- _SHORT PROBLEM_
For the lines between the one holding "pin-icon[interactable]: 🖈: [330, 153, 342, 175]" and the one holding "menu-help-label: Help: [432, 68, 469, 87]", inclusive, substitute "reload-icon" for "refresh-icon". Reproduce only those lines, leaving everything else unchanged.

>> START RECORDS FOR THE EXERCISE

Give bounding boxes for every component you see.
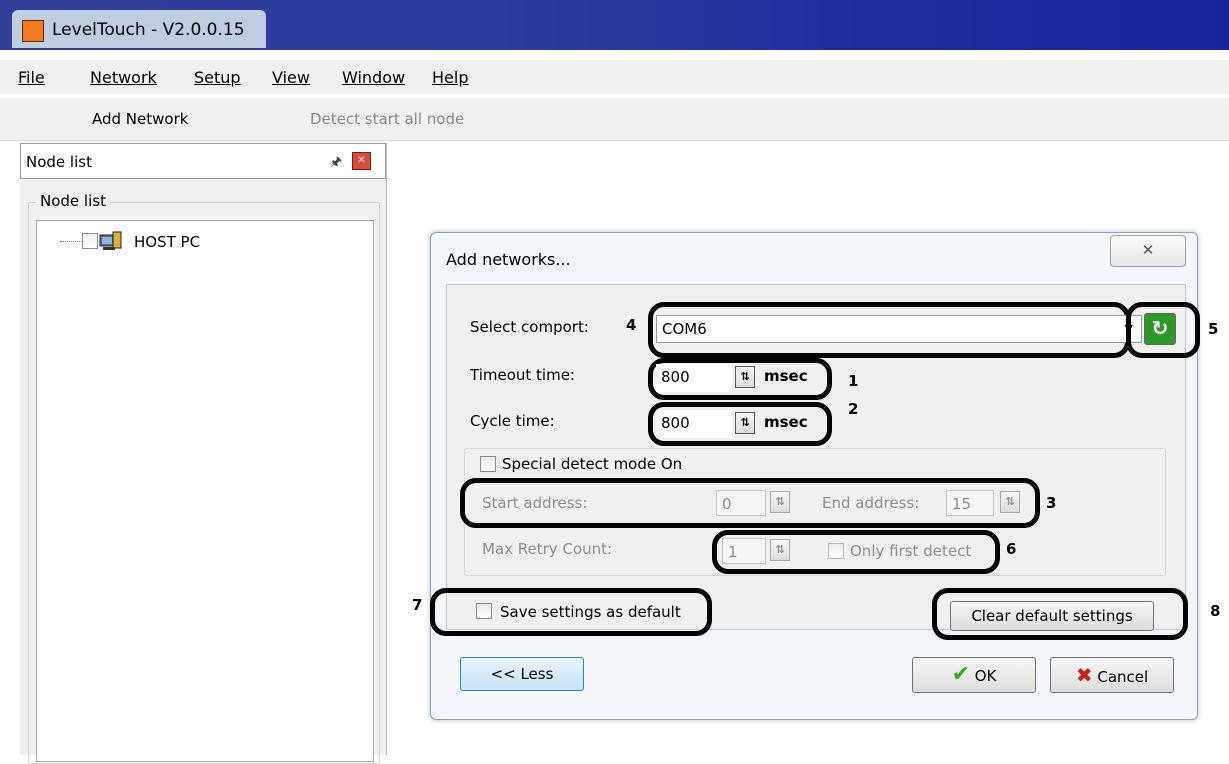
pin-icon[interactable]: 🖈: [330, 153, 342, 175]
clear-default-settings-button[interactable]: Clear default settings: [950, 601, 1154, 631]
refresh-icon[interactable]: ↻: [1144, 313, 1176, 345]
x-icon: ✖: [1075, 663, 1093, 687]
menu-help-label: Help: [432, 68, 469, 87]
host-pc-checkbox[interactable]: [82, 233, 98, 249]
max-retry-input[interactable]: 1: [722, 538, 766, 564]
comport-value: COM6: [662, 320, 707, 338]
tree-item-host-pc[interactable]: HOST PC: [134, 233, 200, 251]
detect-start-all-node-button[interactable]: Detect start all node: [310, 110, 464, 128]
timeout-time-input[interactable]: 800: [656, 364, 732, 392]
end-address-label: End address:: [822, 494, 920, 512]
less-button[interactable]: << Less: [460, 657, 584, 691]
node-list-header-title: Node list: [26, 153, 92, 171]
ok-label: OK: [974, 667, 997, 685]
menu-file-label: File: [18, 68, 45, 87]
max-retry-value: 1: [728, 543, 738, 561]
save-default-checkbox[interactable]: [476, 603, 492, 619]
end-address-spinner-icon[interactable]: ⇅: [1000, 491, 1020, 513]
tree-connector: [60, 241, 82, 242]
cycle-spinner-icon[interactable]: ⇅: [735, 412, 755, 434]
add-network-button[interactable]: Add Network: [92, 110, 188, 128]
only-first-detect-label: Only first detect: [850, 542, 972, 560]
checkmark-icon: ✔: [951, 662, 970, 687]
menu-file[interactable]: File: [18, 68, 45, 87]
callout-8: 8: [1210, 602, 1221, 620]
cancel-label: Cancel: [1097, 668, 1149, 686]
menu-setup[interactable]: Setup: [194, 68, 241, 87]
cancel-button[interactable]: ✖ Cancel: [1050, 657, 1174, 693]
node-list-group-label: Node list: [36, 192, 110, 210]
start-address-label: Start address:: [482, 494, 588, 512]
dialog-close-button[interactable]: ✕: [1110, 235, 1186, 267]
comport-select[interactable]: COM6 ▼: [656, 315, 1142, 343]
special-detect-label: Special detect mode On: [502, 455, 683, 473]
ok-button[interactable]: ✔ OK: [912, 657, 1036, 693]
end-address-value: 15: [952, 495, 972, 513]
timeout-time-label: Timeout time:: [470, 366, 575, 384]
close-icon: ✕: [1141, 241, 1155, 259]
end-address-input[interactable]: 15: [946, 490, 994, 516]
special-detect-checkbox[interactable]: [480, 456, 496, 472]
dialog-title: Add networks...: [446, 250, 571, 269]
cycle-time-value: 800: [661, 414, 690, 432]
save-default-label: Save settings as default: [500, 603, 681, 621]
cycle-unit: msec: [764, 413, 808, 431]
callout-2: 2: [848, 400, 859, 418]
callout-5: 5: [1208, 320, 1219, 338]
menu-view[interactable]: View: [272, 68, 310, 87]
callout-3: 3: [1046, 494, 1057, 512]
menu-network-label: Network: [90, 68, 157, 87]
menu-window[interactable]: Window: [342, 68, 405, 87]
select-comport-label: Select comport:: [470, 318, 589, 336]
timeout-unit: msec: [764, 367, 808, 385]
start-address-input[interactable]: 0: [716, 490, 766, 516]
host-pc-icon: [99, 231, 122, 250]
timeout-spinner-icon[interactable]: ⇅: [735, 366, 755, 388]
max-retry-label: Max Retry Count:: [482, 540, 613, 558]
menu-help[interactable]: Help: [432, 68, 468, 87]
window-title: LevelTouch - V2.0.0.15: [52, 20, 245, 40]
cycle-time-label: Cycle time:: [470, 412, 555, 430]
menu-view-label: View: [272, 68, 310, 87]
callout-4: 4: [626, 316, 637, 334]
menu-bar: [0, 60, 1229, 94]
timeout-time-value: 800: [661, 368, 690, 386]
menu-window-label: Window: [342, 68, 406, 87]
start-address-value: 0: [722, 495, 732, 513]
app-icon: [22, 20, 44, 42]
start-address-spinner-icon[interactable]: ⇅: [770, 491, 790, 513]
menu-network[interactable]: Network: [90, 68, 157, 87]
cycle-time-input[interactable]: 800: [656, 410, 732, 438]
max-retry-spinner-icon[interactable]: ⇅: [770, 539, 790, 561]
callout-1: 1: [848, 372, 859, 390]
node-tree[interactable]: [36, 220, 374, 762]
close-icon[interactable]: ✕: [352, 152, 371, 170]
callout-7: 7: [412, 596, 423, 614]
only-first-detect-checkbox[interactable]: [828, 543, 844, 559]
callout-6: 6: [1006, 540, 1017, 558]
menu-setup-label: Setup: [194, 68, 241, 87]
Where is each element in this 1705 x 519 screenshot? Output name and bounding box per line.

>> END RECORDS FOR THE EXERCISE

- _EXERCISE RESPONSE_
pin-icon[interactable]: 🖈: [330, 153, 342, 175]
clear-default-settings-button[interactable]: Clear default settings: [950, 601, 1154, 631]
reload-icon[interactable]: ↻: [1144, 313, 1176, 345]
x-icon: ✖: [1075, 663, 1093, 687]
menu-help-label: Help: [432, 68, 469, 87]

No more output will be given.